**Work to do**
Give only the number of lines in the data that contain the word "zorgen".

*** Records supplied ***

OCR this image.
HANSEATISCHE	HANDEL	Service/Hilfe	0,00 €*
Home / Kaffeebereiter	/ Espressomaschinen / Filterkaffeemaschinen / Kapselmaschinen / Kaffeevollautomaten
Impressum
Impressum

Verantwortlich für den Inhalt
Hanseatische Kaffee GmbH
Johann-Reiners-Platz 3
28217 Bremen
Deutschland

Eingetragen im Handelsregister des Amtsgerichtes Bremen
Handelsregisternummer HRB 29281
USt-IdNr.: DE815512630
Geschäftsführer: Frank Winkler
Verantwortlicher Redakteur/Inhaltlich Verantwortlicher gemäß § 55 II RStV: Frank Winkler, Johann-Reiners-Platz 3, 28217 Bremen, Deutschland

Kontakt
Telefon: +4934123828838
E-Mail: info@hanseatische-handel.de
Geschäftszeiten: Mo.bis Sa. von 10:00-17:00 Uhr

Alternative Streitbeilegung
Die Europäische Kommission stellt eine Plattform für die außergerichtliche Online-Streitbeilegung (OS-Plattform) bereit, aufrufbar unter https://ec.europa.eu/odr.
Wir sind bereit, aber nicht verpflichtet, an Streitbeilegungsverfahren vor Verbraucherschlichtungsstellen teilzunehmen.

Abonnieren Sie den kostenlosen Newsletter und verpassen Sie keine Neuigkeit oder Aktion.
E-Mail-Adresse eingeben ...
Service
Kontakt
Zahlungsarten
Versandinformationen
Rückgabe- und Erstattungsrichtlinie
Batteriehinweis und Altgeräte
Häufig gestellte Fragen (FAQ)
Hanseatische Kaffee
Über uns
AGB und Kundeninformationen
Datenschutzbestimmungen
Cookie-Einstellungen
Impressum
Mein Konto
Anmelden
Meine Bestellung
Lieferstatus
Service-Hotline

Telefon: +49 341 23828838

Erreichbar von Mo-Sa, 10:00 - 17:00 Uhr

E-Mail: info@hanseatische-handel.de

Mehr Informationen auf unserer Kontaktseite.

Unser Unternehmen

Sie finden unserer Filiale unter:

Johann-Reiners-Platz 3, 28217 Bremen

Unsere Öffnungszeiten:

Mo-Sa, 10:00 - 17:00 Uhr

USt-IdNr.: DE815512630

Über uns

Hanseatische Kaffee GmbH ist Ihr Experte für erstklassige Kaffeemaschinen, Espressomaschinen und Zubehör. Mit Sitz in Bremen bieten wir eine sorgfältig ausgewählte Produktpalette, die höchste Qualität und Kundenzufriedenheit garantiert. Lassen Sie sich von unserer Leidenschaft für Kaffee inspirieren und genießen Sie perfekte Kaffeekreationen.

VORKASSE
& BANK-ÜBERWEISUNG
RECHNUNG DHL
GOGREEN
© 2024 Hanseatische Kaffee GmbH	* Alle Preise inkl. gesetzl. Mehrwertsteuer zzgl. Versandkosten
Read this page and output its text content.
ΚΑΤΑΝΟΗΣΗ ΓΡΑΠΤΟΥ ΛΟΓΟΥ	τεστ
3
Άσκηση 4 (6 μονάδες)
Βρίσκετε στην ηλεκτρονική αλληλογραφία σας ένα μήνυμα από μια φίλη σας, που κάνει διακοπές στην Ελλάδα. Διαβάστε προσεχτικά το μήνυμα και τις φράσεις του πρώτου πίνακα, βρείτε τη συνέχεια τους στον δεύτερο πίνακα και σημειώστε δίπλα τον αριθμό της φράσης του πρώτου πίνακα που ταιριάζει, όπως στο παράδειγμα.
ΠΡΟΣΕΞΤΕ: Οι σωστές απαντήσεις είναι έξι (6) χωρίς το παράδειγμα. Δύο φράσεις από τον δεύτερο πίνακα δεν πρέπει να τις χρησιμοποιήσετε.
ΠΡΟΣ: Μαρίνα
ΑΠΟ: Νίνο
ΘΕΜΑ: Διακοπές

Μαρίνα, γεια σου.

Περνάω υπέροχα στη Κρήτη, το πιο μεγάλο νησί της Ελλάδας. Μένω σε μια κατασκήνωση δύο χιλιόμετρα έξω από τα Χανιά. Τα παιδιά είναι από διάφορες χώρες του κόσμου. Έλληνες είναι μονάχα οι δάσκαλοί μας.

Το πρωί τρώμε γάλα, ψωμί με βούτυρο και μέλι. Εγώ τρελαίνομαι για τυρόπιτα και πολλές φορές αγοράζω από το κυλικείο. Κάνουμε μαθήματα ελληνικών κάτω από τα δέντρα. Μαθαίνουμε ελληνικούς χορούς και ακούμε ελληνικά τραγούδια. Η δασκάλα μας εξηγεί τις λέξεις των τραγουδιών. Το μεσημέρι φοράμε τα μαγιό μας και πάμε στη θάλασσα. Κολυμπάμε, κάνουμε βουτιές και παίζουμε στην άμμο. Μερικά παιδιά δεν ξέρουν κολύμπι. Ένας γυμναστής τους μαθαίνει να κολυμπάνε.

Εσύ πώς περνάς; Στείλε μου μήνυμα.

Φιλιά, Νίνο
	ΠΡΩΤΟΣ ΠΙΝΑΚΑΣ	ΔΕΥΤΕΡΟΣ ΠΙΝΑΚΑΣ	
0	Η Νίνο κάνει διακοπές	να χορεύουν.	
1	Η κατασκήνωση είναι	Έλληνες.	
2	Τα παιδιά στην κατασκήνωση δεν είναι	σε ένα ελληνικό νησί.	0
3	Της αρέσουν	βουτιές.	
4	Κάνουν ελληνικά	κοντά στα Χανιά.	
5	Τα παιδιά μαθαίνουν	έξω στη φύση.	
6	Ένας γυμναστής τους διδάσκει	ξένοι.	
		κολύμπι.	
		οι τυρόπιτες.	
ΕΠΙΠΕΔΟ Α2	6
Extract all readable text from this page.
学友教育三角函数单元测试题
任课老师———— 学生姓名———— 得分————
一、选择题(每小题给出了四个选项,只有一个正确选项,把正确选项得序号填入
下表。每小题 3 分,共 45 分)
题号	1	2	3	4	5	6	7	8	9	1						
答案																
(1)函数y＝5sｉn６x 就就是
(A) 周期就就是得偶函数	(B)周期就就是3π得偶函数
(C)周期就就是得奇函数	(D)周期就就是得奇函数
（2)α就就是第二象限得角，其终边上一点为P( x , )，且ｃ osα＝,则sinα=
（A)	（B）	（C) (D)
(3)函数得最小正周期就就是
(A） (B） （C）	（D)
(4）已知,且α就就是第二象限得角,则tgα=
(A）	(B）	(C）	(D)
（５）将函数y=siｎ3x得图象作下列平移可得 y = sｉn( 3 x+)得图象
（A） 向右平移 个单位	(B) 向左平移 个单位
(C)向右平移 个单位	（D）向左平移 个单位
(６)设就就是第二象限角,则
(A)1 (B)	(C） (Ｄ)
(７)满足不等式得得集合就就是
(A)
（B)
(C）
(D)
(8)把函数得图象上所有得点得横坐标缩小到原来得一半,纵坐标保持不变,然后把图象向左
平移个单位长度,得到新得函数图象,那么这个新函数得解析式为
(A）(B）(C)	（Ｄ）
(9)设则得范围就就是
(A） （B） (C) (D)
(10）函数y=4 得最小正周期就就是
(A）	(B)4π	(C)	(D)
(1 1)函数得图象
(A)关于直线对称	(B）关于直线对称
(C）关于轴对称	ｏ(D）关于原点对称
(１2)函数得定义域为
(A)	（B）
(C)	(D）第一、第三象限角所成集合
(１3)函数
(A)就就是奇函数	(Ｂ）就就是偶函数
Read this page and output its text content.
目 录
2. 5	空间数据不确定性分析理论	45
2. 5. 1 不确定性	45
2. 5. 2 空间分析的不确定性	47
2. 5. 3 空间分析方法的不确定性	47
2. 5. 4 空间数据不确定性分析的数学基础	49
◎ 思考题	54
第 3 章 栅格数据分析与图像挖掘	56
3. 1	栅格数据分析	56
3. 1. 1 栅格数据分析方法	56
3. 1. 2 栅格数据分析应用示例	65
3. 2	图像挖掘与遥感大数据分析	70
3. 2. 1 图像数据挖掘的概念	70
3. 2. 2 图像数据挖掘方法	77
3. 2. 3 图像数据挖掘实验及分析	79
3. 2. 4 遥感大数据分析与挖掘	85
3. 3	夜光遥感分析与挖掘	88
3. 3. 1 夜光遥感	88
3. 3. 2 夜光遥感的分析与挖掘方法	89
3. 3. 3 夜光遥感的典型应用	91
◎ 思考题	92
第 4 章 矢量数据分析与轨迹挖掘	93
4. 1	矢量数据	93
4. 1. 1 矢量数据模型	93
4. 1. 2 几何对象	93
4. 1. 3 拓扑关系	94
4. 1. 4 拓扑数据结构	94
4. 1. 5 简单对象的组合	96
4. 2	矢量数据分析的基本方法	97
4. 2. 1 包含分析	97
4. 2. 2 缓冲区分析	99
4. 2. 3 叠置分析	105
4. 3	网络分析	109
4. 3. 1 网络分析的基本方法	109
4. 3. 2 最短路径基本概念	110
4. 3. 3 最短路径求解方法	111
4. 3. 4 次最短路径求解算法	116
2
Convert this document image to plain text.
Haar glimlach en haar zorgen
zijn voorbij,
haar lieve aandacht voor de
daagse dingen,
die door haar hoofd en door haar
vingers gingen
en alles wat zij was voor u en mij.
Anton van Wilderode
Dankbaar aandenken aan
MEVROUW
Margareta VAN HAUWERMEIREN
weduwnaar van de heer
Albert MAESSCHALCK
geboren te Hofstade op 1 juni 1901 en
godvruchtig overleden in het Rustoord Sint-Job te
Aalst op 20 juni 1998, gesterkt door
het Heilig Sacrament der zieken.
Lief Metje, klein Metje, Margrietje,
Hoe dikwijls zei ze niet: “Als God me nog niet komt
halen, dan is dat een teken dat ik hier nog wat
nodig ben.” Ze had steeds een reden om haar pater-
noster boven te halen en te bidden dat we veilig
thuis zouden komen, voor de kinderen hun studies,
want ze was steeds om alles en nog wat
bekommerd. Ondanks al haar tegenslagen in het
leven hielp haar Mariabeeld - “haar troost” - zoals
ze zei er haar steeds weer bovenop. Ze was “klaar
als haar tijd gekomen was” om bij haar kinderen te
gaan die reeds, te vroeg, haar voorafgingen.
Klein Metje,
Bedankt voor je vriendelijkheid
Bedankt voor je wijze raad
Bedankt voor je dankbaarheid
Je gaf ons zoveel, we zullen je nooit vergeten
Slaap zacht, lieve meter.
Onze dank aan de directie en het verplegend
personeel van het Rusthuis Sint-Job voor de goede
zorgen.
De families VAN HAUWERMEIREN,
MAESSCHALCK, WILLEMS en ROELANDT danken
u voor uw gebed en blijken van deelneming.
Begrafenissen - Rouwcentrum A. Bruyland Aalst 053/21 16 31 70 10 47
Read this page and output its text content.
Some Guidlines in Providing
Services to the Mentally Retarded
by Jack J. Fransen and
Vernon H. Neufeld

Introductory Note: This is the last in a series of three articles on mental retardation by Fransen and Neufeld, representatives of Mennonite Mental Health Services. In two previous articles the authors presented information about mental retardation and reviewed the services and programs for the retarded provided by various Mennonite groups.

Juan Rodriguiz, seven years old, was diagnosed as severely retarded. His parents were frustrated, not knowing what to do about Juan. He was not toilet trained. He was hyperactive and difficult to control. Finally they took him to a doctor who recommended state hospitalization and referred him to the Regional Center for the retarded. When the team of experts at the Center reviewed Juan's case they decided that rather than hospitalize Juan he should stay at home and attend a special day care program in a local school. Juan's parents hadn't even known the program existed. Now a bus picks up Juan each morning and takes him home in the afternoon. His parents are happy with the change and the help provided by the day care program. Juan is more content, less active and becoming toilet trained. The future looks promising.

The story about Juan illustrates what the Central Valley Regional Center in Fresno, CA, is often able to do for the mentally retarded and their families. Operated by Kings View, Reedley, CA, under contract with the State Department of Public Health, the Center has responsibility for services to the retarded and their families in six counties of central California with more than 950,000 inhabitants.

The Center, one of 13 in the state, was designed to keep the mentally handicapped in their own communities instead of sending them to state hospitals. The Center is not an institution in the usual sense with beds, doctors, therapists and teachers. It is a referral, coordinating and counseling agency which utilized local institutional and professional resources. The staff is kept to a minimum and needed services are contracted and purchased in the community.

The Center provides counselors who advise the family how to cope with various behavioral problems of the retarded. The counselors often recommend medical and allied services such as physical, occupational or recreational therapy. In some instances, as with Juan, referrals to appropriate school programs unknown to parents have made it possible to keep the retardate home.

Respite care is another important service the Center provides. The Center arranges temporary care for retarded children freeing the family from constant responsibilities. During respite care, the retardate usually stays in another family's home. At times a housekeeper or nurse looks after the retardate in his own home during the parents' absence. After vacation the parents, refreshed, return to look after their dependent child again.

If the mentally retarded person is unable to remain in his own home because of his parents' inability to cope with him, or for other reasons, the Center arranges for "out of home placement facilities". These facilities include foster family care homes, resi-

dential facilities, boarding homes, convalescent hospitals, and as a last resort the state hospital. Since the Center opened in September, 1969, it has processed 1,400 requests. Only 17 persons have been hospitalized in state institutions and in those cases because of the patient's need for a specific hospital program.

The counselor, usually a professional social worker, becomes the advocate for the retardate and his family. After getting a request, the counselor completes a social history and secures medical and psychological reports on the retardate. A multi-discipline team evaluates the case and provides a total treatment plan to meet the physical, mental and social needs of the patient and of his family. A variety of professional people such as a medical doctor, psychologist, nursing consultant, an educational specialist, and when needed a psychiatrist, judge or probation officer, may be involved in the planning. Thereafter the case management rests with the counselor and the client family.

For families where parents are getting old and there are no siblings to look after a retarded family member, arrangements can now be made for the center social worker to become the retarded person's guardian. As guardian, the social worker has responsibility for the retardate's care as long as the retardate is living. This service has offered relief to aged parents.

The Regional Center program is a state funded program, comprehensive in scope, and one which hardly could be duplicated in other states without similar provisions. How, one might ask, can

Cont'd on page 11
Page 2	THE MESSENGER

***

**Answer to this exercise**
2